### A run of records:

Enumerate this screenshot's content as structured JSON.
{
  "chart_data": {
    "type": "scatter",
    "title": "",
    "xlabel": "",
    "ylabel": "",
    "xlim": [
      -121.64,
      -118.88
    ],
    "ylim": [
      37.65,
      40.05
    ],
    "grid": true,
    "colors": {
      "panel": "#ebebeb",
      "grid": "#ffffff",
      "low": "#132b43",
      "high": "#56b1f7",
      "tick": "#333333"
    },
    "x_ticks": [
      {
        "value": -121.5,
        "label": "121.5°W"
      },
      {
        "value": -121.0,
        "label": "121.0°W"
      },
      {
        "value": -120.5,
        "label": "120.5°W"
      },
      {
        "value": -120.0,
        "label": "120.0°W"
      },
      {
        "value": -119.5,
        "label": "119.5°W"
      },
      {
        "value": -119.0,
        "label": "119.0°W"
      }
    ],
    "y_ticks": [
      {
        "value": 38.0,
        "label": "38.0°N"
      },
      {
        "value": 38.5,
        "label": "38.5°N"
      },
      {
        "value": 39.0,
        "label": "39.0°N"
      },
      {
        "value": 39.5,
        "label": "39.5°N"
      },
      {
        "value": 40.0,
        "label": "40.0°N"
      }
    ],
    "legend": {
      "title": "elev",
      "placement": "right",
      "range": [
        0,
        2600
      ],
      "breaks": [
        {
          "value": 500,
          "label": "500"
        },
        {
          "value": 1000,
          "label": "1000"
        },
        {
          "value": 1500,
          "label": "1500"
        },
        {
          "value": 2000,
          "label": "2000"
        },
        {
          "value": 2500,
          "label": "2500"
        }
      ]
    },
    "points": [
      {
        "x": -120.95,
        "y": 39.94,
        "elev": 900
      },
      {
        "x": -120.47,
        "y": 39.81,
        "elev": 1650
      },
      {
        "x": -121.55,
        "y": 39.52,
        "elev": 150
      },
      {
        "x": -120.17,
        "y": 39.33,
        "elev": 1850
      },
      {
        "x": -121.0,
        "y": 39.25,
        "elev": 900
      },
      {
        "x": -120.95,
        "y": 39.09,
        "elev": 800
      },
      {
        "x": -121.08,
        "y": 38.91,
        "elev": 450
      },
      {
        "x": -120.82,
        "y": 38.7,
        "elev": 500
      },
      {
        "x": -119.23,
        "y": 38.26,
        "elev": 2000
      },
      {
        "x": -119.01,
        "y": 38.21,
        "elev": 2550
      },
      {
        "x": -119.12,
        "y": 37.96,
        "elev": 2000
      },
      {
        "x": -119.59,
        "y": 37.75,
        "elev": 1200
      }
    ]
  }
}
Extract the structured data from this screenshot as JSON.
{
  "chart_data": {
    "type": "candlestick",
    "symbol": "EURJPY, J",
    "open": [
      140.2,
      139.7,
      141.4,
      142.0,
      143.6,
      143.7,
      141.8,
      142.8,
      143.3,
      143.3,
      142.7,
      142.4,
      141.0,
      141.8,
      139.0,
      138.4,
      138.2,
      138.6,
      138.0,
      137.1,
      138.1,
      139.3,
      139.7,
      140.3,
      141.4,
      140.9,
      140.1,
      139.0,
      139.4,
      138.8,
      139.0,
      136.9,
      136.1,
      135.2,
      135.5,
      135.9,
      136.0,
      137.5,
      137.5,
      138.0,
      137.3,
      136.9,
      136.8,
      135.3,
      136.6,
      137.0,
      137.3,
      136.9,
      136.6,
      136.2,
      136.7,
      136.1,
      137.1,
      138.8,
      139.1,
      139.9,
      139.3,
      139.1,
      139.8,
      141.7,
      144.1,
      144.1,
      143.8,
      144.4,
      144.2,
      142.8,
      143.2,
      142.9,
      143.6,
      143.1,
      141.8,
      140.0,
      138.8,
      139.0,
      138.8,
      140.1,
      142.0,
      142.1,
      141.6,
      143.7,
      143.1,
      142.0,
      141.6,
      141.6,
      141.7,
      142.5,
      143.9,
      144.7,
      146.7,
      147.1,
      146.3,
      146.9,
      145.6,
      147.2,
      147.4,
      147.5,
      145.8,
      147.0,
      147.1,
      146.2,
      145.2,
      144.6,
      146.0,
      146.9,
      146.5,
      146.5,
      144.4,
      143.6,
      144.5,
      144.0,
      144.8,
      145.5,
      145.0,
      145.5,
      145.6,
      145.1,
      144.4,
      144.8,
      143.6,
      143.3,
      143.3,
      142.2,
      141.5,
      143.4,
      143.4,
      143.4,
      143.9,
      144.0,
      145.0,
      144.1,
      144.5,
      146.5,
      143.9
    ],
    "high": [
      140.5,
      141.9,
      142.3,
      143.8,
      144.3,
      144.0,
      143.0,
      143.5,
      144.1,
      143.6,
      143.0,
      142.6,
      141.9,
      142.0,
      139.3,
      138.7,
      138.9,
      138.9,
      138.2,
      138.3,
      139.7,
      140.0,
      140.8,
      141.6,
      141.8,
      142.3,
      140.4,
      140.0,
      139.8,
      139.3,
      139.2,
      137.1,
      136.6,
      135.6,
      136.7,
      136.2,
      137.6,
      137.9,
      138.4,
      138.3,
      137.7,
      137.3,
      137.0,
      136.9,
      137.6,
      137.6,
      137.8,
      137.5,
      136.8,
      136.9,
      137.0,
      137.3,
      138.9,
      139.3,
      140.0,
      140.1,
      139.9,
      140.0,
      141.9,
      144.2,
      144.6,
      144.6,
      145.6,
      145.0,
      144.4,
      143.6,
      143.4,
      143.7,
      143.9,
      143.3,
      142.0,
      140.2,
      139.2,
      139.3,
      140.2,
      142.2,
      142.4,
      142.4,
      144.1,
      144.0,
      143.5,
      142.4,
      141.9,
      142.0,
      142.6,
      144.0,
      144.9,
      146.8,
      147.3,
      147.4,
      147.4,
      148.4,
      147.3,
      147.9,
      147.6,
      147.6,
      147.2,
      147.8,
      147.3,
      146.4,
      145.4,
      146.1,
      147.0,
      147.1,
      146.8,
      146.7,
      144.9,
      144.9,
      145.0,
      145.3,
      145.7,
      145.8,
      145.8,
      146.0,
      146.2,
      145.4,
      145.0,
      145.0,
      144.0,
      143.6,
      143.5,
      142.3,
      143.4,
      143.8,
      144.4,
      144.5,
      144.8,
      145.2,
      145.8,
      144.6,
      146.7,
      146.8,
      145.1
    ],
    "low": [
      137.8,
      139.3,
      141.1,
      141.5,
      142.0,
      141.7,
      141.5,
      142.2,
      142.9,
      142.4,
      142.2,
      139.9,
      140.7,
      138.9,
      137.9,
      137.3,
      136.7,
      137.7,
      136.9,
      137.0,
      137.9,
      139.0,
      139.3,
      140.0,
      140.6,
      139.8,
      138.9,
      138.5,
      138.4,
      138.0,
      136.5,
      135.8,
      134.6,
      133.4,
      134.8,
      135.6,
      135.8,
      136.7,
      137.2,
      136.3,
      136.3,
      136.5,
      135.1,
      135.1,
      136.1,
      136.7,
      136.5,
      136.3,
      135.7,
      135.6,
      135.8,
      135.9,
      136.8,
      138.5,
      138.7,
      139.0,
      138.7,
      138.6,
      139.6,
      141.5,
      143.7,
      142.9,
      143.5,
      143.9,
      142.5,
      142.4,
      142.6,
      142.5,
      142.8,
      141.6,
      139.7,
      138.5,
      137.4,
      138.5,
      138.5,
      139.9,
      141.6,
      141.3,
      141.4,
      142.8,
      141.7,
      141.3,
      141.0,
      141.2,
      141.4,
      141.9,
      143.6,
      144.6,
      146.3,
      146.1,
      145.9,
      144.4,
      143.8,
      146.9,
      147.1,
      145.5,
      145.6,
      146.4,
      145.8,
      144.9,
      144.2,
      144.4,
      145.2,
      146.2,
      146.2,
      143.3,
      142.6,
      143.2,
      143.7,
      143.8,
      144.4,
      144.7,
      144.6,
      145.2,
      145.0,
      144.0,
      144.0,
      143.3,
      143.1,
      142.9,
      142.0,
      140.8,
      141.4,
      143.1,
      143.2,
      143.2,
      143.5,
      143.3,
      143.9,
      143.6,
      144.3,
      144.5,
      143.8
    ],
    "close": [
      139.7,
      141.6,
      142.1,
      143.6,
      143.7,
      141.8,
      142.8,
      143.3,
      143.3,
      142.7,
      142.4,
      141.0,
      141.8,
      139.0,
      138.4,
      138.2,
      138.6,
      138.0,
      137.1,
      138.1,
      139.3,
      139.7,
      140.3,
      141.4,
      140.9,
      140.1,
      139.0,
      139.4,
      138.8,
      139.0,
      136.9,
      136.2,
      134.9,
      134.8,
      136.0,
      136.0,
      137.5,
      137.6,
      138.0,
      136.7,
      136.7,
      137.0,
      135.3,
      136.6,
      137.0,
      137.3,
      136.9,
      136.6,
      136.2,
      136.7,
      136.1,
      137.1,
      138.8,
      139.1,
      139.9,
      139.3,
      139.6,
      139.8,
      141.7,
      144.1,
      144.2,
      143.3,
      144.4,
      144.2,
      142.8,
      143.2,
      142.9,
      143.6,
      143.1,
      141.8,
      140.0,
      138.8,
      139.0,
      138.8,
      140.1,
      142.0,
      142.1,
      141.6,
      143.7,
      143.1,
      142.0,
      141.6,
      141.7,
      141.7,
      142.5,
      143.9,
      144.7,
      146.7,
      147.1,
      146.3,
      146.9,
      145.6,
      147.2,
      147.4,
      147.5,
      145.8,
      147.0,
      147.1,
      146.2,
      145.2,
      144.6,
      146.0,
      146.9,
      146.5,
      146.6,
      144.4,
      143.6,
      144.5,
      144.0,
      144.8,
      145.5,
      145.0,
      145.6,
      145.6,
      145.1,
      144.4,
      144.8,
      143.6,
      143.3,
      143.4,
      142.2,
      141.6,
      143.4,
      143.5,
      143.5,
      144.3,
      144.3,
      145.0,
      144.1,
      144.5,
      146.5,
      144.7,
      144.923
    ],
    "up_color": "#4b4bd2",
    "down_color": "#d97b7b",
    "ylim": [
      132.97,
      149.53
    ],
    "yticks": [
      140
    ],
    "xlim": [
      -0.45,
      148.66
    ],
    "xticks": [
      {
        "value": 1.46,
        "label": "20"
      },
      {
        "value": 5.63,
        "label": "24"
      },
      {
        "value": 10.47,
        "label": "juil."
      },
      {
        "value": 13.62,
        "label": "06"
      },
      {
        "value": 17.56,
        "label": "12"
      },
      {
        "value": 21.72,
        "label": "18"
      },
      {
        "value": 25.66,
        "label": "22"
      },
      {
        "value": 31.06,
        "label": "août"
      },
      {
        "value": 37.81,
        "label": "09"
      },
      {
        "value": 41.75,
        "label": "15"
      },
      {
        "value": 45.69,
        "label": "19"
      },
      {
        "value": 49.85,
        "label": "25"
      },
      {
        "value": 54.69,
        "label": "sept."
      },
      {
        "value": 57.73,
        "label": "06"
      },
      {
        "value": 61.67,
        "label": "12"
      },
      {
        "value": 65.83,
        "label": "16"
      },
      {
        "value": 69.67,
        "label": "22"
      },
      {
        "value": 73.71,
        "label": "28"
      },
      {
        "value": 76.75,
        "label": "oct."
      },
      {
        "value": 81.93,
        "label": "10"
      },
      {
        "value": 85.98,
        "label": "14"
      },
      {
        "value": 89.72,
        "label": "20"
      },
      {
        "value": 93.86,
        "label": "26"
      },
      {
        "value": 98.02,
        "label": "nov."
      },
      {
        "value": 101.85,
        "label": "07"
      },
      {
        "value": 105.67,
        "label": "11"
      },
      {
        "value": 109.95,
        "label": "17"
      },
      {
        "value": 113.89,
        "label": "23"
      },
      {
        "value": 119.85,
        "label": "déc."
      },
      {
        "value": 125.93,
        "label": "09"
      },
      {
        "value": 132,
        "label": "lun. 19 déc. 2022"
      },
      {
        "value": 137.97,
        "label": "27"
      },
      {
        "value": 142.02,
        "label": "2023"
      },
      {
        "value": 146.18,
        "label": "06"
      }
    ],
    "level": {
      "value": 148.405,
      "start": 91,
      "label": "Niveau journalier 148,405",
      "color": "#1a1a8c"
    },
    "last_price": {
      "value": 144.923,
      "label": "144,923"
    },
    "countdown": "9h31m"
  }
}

### Direction:
Give the number of lines containing the word "structured". No other answer is needed.

### Solution to the exercise:
2